Identify the lines containing the word "black". Copy each one.

(Source records)
------------------------------------------------

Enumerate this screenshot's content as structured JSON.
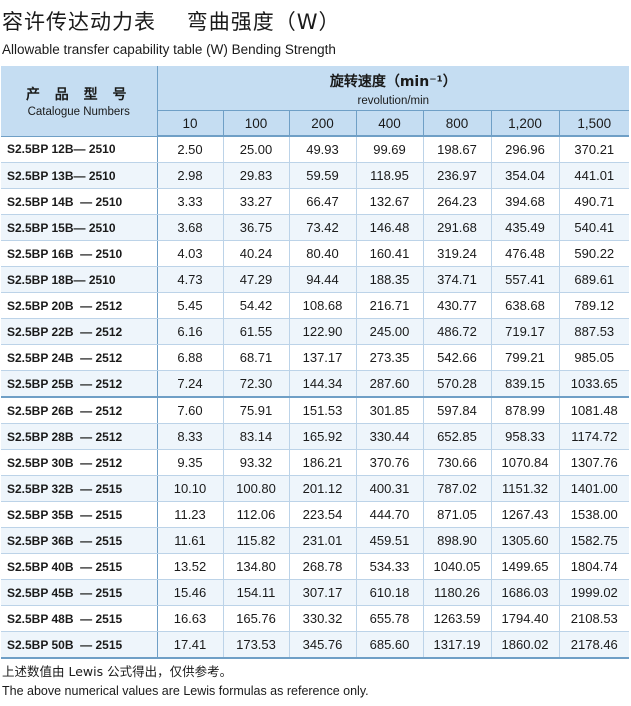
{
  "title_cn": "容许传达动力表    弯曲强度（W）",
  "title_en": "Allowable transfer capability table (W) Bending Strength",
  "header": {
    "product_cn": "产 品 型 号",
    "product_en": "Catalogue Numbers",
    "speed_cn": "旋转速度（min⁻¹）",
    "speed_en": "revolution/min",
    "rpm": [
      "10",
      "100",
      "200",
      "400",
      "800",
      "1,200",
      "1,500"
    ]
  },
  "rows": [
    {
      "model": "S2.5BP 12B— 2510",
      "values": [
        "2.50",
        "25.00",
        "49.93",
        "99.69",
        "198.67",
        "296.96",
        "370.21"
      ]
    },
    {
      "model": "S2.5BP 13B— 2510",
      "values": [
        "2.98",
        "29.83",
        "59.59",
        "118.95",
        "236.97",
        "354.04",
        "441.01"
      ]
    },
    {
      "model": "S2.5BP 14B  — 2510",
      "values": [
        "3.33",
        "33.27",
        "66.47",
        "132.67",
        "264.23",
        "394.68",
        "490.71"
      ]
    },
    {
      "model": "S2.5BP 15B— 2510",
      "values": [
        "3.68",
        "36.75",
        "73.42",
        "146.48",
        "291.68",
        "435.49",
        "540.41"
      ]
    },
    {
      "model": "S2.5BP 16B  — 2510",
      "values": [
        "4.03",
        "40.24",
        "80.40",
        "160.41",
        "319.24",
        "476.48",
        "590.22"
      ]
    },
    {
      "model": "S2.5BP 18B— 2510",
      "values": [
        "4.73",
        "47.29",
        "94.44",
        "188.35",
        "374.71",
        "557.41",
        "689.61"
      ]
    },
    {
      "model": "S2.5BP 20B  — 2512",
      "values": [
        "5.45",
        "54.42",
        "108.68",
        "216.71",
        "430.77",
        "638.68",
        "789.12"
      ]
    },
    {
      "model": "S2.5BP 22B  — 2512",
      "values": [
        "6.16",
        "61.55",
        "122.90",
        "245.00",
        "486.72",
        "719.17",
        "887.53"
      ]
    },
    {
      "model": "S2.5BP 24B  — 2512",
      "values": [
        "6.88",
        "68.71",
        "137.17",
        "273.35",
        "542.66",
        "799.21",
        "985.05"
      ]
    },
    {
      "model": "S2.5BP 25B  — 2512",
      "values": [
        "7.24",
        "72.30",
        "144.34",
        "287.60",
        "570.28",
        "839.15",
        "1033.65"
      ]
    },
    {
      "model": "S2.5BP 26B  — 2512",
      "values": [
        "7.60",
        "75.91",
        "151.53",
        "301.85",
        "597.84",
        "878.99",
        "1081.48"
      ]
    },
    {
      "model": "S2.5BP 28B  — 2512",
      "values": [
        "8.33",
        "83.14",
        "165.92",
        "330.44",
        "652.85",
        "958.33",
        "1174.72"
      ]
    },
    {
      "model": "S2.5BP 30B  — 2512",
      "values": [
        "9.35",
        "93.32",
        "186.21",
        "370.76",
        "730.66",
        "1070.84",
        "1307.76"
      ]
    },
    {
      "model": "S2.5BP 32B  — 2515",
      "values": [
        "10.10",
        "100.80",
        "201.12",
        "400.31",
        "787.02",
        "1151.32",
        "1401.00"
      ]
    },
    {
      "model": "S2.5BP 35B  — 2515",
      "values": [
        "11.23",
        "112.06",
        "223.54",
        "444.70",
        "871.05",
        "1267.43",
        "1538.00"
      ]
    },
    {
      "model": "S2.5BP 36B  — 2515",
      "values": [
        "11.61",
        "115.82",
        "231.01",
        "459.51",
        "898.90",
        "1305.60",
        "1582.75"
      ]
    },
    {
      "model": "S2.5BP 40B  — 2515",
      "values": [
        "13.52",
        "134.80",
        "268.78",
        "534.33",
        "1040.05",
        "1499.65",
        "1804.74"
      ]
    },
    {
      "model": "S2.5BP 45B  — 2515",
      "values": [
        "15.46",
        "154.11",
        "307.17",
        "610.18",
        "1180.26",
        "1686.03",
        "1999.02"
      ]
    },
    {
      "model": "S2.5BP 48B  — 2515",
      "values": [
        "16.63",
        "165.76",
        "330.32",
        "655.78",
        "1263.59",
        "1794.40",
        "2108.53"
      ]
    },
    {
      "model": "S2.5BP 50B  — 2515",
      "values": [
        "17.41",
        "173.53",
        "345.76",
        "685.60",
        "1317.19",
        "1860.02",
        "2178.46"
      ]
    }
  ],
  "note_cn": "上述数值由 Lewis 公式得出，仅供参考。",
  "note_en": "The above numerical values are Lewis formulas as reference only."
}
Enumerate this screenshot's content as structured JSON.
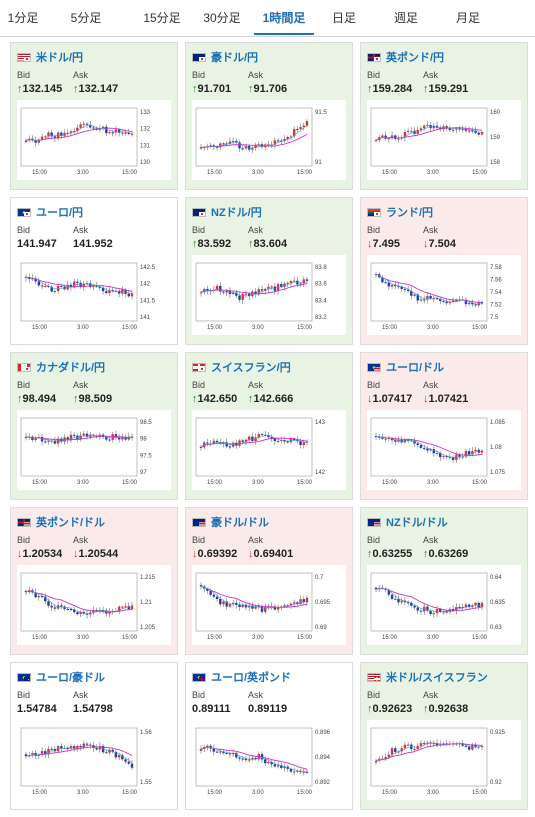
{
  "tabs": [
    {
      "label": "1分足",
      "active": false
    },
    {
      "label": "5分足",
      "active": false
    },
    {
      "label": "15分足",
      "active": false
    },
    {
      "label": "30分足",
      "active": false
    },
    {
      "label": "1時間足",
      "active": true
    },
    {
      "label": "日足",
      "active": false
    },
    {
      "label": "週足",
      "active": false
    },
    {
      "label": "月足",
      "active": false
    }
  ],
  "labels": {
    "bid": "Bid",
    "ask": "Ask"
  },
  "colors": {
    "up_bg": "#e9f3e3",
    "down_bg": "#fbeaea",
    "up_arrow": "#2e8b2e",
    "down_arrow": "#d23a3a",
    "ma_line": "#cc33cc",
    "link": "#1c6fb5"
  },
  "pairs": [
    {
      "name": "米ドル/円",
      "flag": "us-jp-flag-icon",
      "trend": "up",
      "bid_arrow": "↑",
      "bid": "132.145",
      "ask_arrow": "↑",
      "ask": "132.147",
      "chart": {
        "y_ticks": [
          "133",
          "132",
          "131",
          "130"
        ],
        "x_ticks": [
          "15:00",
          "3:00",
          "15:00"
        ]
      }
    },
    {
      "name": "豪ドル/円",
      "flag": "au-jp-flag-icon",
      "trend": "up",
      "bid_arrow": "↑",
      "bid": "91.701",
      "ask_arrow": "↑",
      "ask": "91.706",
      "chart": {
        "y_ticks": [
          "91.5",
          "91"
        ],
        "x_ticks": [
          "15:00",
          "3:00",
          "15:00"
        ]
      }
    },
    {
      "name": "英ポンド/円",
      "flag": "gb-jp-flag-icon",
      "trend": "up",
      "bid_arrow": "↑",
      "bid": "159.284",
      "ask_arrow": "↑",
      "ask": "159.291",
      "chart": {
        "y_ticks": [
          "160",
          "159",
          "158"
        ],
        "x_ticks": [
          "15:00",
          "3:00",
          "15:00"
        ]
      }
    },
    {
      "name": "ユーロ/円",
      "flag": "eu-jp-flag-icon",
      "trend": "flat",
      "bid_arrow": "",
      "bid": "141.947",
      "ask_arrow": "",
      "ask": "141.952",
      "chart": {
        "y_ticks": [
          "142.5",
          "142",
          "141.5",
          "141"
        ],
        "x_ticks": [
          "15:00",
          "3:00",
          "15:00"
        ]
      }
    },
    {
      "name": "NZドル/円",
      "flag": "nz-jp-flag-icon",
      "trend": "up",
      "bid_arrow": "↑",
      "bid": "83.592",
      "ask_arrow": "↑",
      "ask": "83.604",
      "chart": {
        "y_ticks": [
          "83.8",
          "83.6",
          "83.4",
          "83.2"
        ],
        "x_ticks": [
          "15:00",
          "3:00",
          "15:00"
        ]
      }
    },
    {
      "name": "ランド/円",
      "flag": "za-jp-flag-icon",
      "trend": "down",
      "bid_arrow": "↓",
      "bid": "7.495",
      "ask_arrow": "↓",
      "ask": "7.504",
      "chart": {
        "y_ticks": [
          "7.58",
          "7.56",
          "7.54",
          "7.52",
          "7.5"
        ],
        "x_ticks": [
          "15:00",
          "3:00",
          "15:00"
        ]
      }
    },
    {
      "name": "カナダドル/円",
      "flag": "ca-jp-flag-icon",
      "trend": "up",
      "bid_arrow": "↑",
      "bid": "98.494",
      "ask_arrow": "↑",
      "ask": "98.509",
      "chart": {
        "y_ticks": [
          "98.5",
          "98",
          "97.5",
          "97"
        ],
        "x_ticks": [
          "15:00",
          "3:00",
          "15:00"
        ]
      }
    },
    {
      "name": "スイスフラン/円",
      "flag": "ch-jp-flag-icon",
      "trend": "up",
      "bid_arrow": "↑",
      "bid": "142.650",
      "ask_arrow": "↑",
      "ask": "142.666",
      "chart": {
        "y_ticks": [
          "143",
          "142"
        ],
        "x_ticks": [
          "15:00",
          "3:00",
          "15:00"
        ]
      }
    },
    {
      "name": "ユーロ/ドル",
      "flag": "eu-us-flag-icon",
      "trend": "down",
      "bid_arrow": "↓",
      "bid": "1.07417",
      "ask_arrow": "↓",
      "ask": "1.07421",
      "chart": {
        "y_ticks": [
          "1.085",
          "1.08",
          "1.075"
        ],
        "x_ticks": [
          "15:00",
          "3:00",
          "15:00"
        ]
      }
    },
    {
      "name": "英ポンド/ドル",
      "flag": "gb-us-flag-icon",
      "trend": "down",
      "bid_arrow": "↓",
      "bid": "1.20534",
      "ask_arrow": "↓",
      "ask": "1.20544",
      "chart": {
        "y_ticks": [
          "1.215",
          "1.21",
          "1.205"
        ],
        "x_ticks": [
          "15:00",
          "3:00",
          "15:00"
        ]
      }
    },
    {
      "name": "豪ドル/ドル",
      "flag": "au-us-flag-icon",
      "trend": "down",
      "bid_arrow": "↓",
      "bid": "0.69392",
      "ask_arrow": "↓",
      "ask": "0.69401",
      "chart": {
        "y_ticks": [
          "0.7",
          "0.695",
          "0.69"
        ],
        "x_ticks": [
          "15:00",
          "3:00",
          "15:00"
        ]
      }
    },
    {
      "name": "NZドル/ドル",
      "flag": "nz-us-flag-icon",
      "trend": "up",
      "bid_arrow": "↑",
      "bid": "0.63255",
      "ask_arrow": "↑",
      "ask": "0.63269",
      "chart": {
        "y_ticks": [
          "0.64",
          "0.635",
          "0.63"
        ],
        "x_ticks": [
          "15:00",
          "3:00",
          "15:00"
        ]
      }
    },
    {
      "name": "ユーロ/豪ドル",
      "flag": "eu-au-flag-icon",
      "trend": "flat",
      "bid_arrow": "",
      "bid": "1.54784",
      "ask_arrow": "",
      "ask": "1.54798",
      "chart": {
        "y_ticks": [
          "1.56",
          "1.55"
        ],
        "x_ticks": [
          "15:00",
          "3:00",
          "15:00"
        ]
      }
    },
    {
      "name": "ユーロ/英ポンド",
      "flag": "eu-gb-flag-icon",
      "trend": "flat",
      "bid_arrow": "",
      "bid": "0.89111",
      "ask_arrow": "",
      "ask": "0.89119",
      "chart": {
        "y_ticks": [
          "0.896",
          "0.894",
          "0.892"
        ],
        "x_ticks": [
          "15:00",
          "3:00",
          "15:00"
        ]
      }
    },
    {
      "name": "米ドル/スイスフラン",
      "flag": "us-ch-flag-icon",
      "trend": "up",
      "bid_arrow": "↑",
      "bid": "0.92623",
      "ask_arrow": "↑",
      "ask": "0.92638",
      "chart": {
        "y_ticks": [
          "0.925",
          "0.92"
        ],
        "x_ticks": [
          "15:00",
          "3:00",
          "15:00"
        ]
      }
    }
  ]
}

------------------------------------------------

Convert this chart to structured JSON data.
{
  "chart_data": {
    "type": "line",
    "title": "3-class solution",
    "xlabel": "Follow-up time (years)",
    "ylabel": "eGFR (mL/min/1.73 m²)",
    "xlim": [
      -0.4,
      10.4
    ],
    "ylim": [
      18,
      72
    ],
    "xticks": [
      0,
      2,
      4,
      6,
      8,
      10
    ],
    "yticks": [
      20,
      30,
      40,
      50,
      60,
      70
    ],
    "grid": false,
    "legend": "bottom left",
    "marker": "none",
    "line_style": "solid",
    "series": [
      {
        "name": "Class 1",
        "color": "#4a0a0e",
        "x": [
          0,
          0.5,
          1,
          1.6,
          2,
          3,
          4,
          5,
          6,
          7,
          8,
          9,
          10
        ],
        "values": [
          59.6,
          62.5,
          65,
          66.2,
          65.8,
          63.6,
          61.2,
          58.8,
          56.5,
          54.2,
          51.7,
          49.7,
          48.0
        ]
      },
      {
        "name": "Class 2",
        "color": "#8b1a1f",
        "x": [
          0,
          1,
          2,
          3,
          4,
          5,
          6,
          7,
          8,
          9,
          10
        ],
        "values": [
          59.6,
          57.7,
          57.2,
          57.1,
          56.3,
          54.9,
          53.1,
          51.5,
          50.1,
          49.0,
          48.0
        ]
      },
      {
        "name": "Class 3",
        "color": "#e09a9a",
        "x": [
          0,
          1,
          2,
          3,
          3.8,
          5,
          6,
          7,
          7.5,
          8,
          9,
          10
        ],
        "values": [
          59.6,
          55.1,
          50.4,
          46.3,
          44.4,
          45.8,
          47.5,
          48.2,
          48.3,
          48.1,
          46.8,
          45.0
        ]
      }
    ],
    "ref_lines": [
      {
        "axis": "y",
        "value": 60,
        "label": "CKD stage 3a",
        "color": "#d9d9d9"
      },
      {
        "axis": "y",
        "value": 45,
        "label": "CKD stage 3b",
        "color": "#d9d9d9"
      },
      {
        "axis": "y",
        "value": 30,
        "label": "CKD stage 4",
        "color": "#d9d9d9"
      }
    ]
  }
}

------------------------------------------------

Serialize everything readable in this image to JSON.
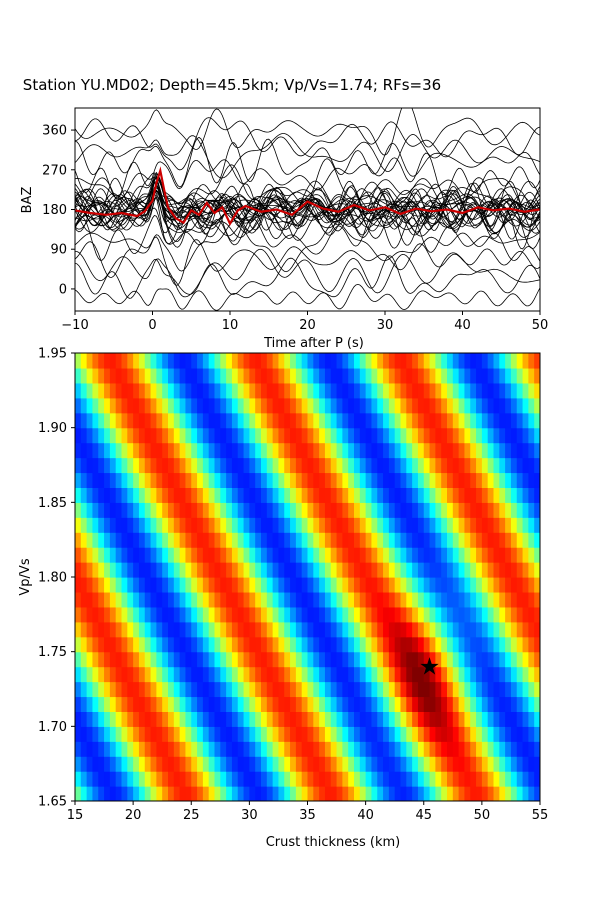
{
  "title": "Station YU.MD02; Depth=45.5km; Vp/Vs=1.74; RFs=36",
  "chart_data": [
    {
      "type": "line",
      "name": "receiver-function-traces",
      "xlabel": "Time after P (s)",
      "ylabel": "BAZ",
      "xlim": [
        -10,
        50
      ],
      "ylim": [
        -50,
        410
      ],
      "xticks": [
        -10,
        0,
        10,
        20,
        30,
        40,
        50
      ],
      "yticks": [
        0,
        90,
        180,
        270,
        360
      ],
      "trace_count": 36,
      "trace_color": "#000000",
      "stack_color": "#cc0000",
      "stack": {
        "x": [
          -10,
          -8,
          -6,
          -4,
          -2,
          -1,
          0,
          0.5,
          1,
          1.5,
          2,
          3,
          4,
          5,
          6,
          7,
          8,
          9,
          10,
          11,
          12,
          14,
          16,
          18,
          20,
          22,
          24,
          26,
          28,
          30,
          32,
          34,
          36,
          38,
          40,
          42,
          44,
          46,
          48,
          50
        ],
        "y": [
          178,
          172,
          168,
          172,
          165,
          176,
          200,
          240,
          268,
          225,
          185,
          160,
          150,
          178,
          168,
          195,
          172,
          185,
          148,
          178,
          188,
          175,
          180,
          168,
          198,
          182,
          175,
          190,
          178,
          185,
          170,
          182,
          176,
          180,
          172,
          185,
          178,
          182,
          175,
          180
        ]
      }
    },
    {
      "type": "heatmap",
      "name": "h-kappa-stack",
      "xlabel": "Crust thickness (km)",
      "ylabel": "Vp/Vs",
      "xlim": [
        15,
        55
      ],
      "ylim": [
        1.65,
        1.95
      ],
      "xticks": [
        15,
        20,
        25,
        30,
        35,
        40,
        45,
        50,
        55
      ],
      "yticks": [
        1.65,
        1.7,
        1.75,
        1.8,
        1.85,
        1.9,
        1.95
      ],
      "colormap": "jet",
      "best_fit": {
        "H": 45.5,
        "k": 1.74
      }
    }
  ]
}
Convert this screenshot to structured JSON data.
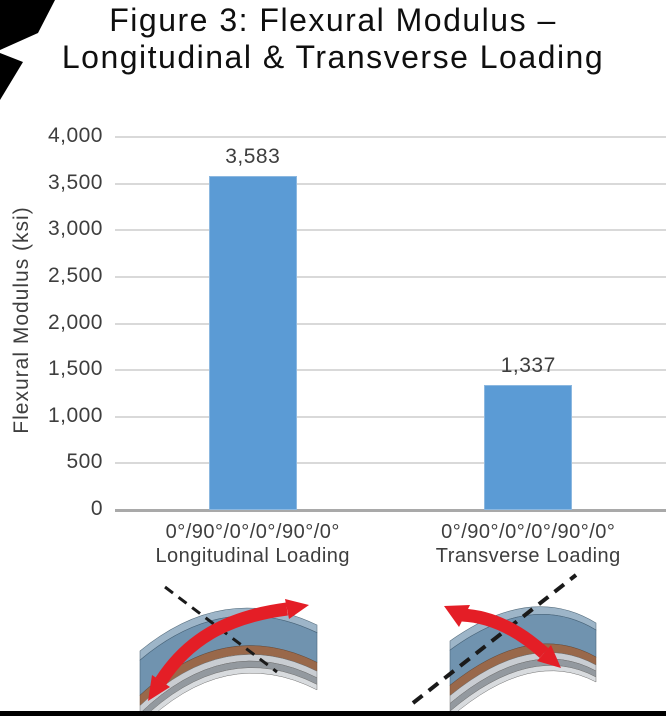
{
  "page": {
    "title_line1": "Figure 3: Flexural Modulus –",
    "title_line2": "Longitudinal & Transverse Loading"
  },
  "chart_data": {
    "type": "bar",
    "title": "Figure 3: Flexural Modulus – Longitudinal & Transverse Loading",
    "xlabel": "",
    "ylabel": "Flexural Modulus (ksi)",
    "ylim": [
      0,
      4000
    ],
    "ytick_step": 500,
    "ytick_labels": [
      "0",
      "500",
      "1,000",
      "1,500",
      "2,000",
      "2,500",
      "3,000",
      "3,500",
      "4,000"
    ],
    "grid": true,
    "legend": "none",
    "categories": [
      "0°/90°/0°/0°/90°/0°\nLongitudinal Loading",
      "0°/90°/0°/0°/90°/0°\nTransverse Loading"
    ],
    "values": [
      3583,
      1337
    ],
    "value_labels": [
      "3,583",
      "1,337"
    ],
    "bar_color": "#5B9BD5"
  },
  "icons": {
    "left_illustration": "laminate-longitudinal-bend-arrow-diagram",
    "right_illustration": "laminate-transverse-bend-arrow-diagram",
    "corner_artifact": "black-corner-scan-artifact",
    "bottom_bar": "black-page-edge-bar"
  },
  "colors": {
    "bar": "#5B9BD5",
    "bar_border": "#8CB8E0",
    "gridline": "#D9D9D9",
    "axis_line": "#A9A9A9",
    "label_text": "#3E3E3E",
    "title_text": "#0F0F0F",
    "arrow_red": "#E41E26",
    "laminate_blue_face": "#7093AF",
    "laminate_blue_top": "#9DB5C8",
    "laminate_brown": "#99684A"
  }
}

------------------------------------------------

## Worked answer
    "corner_artifact": "black-corner-scan-artifact",
    "bottom_bar": "black-page-edge-bar"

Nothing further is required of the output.